WHAT TO WORK ON: Return the number of lines that include the string "средств", without any other text.

─── RECORDS SUPPLIED

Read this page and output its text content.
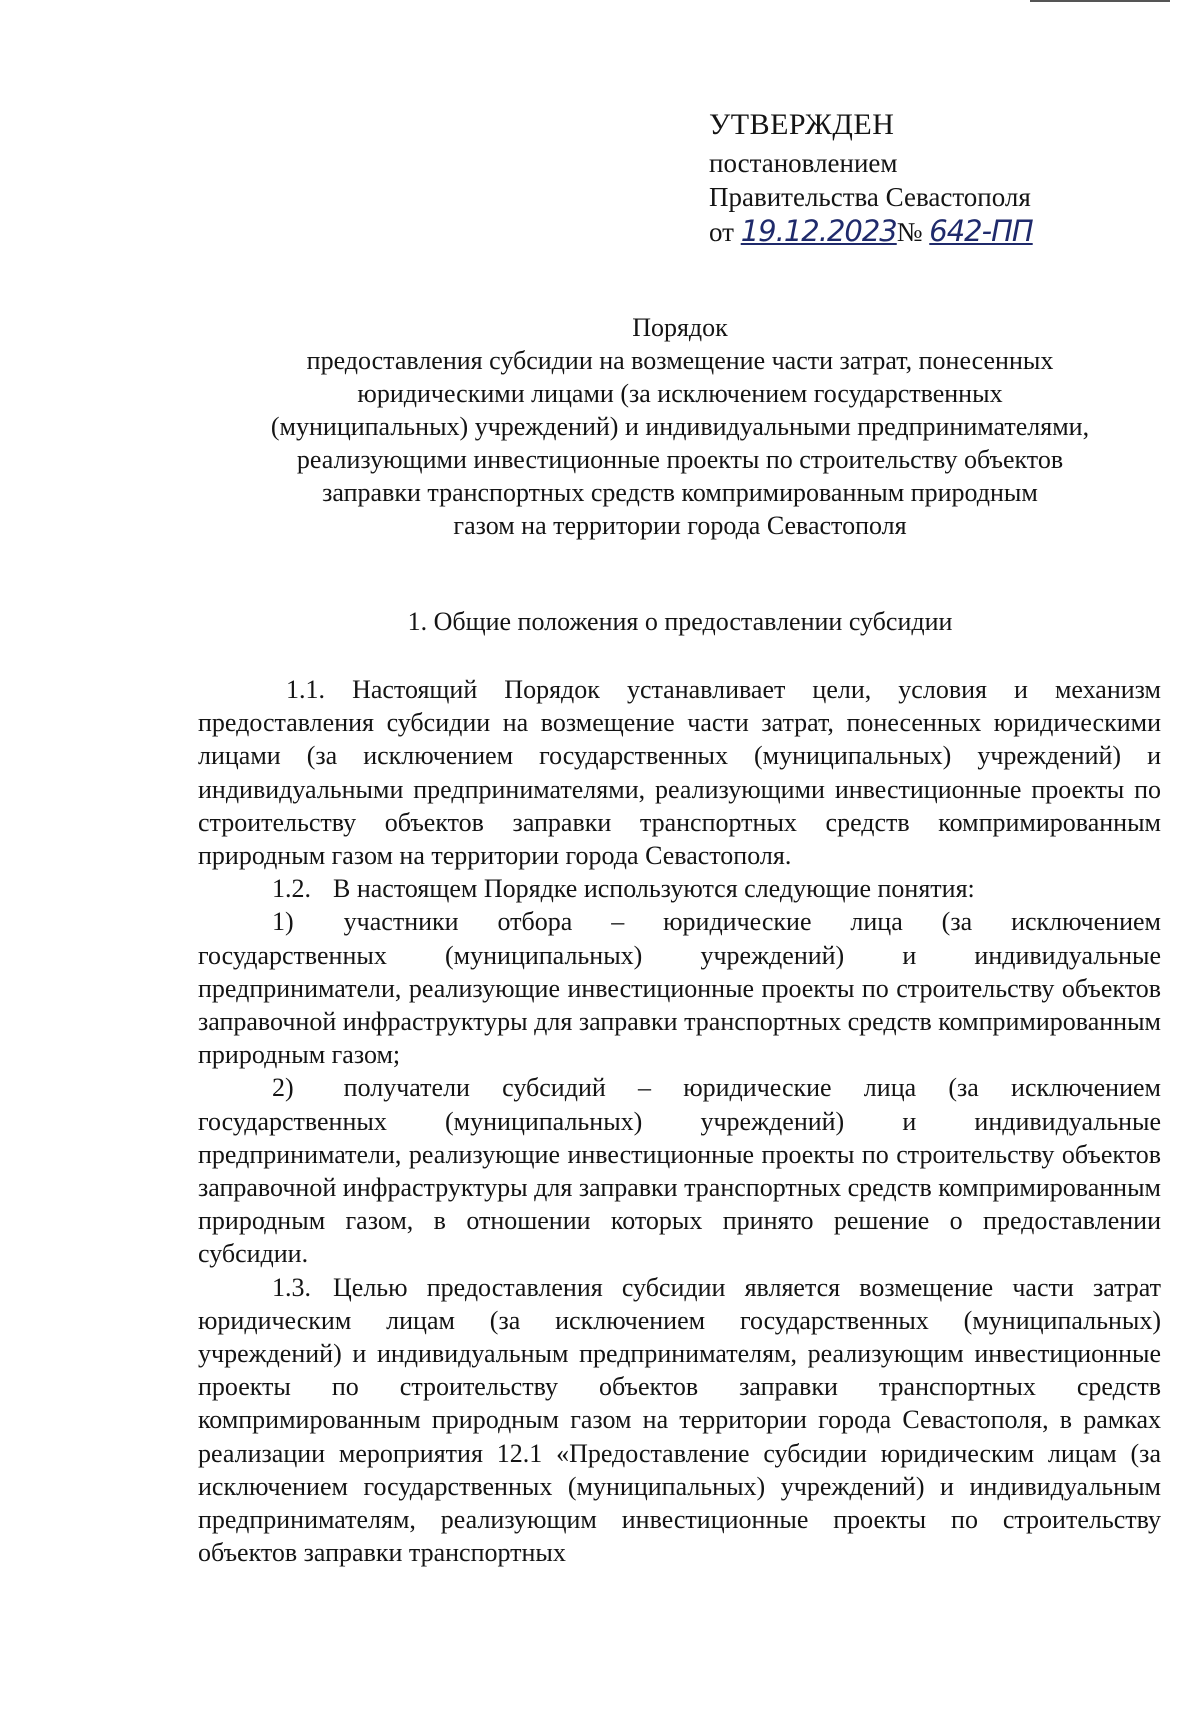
УТВЕРЖДЕН
постановлением
Правительства Севастополя
от 19.12.2023№ 642-ПП
Порядок
предоставления субсидии на возмещение части затрат, понесенных
юридическими лицами (за исключением государственных
(муниципальных) учреждений) и индивидуальными предпринимателями,
реализующими инвестиционные проекты по строительству объектов
заправки транспортных средств компримированным природным
газом на территории города Севастополя
1. Общие положения о предоставлении субсидии

1.1. Настоящий Порядок устанавливает цели, условия и механизм предоставления субсидии на возмещение части затрат, понесенных юридическими лицами (за исключением государственных (муниципальных) учреждений) и индивидуальными предпринимателями, реализующими инвестиционные проекты по строительству объектов заправки транспортных средств компримированным природным газом на территории города Севастополя.

1.2. В настоящем Порядке используются следующие понятия:

1) участники отбора – юридические лица (за исключением государственных (муниципальных) учреждений) и индивидуальные предприниматели, реализующие инвестиционные проекты по строительству объектов заправочной инфраструктуры для заправки транспортных средств компримированным природным газом;

2) получатели субсидий – юридические лица (за исключением государственных (муниципальных) учреждений) и индивидуальные предприниматели, реализующие инвестиционные проекты по строительству объектов заправочной инфраструктуры для заправки транспортных средств компримированным природным газом, в отношении которых принято решение о предоставлении субсидии.

1.3. Целью предоставления субсидии является возмещение части затрат юридическим лицам (за исключением государственных (муниципальных) учреждений) и индивидуальным предпринимателям, реализующим инвестиционные проекты по строительству объектов заправки транспортных средств компримированным природным газом на территории города Севастополя, в рамках реализации мероприятия 12.1 «Предоставление субсидии юридическим лицам (за исключением государственных (муниципальных) учреждений) и индивидуальным предпринимателям, реализующим инвестиционные проекты по строительству объектов заправки транспортных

──────

SOLUTION TO THIS PROBLEM: 5